◆ **Records shown**
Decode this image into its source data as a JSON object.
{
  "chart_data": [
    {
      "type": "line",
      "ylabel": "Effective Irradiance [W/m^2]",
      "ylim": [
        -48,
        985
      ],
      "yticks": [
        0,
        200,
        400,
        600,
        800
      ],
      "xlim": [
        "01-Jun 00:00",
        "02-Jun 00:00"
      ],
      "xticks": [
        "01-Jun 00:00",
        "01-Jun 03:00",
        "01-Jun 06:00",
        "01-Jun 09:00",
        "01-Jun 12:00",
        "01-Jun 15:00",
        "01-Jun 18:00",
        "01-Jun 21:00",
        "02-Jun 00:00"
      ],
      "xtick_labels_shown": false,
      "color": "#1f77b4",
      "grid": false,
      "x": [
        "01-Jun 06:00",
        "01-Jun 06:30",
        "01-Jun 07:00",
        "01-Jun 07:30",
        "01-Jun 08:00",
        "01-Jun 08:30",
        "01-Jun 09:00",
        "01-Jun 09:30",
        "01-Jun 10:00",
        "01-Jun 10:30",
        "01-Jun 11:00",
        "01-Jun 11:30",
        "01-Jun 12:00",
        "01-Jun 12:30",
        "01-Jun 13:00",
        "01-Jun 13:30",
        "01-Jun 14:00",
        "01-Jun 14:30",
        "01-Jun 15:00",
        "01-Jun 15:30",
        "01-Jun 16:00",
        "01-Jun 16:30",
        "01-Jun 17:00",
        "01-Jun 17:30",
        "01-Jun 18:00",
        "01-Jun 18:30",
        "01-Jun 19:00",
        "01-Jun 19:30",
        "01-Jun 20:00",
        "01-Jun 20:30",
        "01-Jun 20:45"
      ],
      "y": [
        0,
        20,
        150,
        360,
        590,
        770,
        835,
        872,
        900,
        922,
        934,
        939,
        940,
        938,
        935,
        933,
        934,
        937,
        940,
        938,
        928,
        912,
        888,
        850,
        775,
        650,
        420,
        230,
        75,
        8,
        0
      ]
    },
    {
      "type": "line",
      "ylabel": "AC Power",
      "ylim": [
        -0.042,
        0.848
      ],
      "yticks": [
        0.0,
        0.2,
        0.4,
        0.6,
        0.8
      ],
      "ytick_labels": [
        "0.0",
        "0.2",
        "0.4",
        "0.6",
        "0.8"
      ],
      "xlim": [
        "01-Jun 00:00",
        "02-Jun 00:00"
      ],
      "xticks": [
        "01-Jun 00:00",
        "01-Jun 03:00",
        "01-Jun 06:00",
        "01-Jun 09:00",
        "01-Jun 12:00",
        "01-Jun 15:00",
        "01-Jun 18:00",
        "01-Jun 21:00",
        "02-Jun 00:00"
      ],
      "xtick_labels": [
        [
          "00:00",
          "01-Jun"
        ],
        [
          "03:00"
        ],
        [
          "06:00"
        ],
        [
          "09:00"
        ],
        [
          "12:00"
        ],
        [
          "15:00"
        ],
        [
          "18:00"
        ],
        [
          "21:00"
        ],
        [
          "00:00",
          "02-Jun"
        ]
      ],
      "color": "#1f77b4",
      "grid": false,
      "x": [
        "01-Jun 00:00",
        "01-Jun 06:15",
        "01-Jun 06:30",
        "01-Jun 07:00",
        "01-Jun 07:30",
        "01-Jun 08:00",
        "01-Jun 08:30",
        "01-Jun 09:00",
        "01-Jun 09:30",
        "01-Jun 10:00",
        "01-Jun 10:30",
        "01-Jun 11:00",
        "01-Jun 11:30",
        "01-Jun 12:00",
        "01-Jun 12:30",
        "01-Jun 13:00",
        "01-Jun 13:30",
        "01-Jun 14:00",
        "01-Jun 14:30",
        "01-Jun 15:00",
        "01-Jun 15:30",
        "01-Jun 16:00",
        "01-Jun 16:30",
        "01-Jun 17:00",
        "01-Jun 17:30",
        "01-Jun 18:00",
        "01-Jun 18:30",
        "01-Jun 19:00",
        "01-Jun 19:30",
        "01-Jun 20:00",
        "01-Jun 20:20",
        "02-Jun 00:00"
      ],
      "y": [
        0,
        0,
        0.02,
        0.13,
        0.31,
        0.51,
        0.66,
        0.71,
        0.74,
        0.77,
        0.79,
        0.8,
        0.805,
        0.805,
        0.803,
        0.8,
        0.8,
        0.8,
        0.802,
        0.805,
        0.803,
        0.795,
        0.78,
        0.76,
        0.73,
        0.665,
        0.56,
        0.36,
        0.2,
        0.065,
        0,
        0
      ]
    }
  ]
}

◆ **Problem to solve**
Write out the entries in full, exactly as given.

◆ **Solved exercise**
Decode this image into its source data as a JSON object.
{
  "chart_data": [
    {
      "type": "line",
      "ylabel": "Effective Irradiance [W/m^2]",
      "ylim": [
        -48,
        985
      ],
      "yticks": [
        0,
        200,
        400,
        600,
        800
      ],
      "xlim": [
        "01-Jun 00:00",
        "02-Jun 00:00"
      ],
      "xticks": [
        "01-Jun 00:00",
        "01-Jun 03:00",
        "01-Jun 06:00",
        "01-Jun 09:00",
        "01-Jun 12:00",
        "01-Jun 15:00",
        "01-Jun 18:00",
        "01-Jun 21:00",
        "02-Jun 00:00"
      ],
      "xtick_labels_shown": false,
      "color": "#1f77b4",
      "grid": false,
      "x": [
        "01-Jun 06:00",
        "01-Jun 06:30",
        "01-Jun 07:00",
        "01-Jun 07:30",
        "01-Jun 08:00",
        "01-Jun 08:30",
        "01-Jun 09:00",
        "01-Jun 09:30",
        "01-Jun 10:00",
        "01-Jun 10:30",
        "01-Jun 11:00",
        "01-Jun 11:30",
        "01-Jun 12:00",
        "01-Jun 12:30",
        "01-Jun 13:00",
        "01-Jun 13:30",
        "01-Jun 14:00",
        "01-Jun 14:30",
        "01-Jun 15:00",
        "01-Jun 15:30",
        "01-Jun 16:00",
        "01-Jun 16:30",
        "01-Jun 17:00",
        "01-Jun 17:30",
        "01-Jun 18:00",
        "01-Jun 18:30",
        "01-Jun 19:00",
        "01-Jun 19:30",
        "01-Jun 20:00",
        "01-Jun 20:30",
        "01-Jun 20:45"
      ],
      "y": [
        0,
        20,
        150,
        360,
        590,
        770,
        835,
        872,
        900,
        922,
        934,
        939,
        940,
        938,
        935,
        933,
        934,
        937,
        940,
        938,
        928,
        912,
        888,
        850,
        775,
        650,
        420,
        230,
        75,
        8,
        0
      ]
    },
    {
      "type": "line",
      "ylabel": "AC Power",
      "ylim": [
        -0.042,
        0.848
      ],
      "yticks": [
        0.0,
        0.2,
        0.4,
        0.6,
        0.8
      ],
      "ytick_labels": [
        "0.0",
        "0.2",
        "0.4",
        "0.6",
        "0.8"
      ],
      "xlim": [
        "01-Jun 00:00",
        "02-Jun 00:00"
      ],
      "xticks": [
        "01-Jun 00:00",
        "01-Jun 03:00",
        "01-Jun 06:00",
        "01-Jun 09:00",
        "01-Jun 12:00",
        "01-Jun 15:00",
        "01-Jun 18:00",
        "01-Jun 21:00",
        "02-Jun 00:00"
      ],
      "xtick_labels": [
        [
          "00:00",
          "01-Jun"
        ],
        [
          "03:00"
        ],
        [
          "06:00"
        ],
        [
          "09:00"
        ],
        [
          "12:00"
        ],
        [
          "15:00"
        ],
        [
          "18:00"
        ],
        [
          "21:00"
        ],
        [
          "00:00",
          "02-Jun"
        ]
      ],
      "color": "#1f77b4",
      "grid": false,
      "x": [
        "01-Jun 00:00",
        "01-Jun 06:15",
        "01-Jun 06:30",
        "01-Jun 07:00",
        "01-Jun 07:30",
        "01-Jun 08:00",
        "01-Jun 08:30",
        "01-Jun 09:00",
        "01-Jun 09:30",
        "01-Jun 10:00",
        "01-Jun 10:30",
        "01-Jun 11:00",
        "01-Jun 11:30",
        "01-Jun 12:00",
        "01-Jun 12:30",
        "01-Jun 13:00",
        "01-Jun 13:30",
        "01-Jun 14:00",
        "01-Jun 14:30",
        "01-Jun 15:00",
        "01-Jun 15:30",
        "01-Jun 16:00",
        "01-Jun 16:30",
        "01-Jun 17:00",
        "01-Jun 17:30",
        "01-Jun 18:00",
        "01-Jun 18:30",
        "01-Jun 19:00",
        "01-Jun 19:30",
        "01-Jun 20:00",
        "01-Jun 20:20",
        "02-Jun 00:00"
      ],
      "y": [
        0,
        0,
        0.02,
        0.13,
        0.31,
        0.51,
        0.66,
        0.71,
        0.74,
        0.77,
        0.79,
        0.8,
        0.805,
        0.805,
        0.803,
        0.8,
        0.8,
        0.8,
        0.802,
        0.805,
        0.803,
        0.795,
        0.78,
        0.76,
        0.73,
        0.665,
        0.56,
        0.36,
        0.2,
        0.065,
        0,
        0
      ]
    }
  ]
}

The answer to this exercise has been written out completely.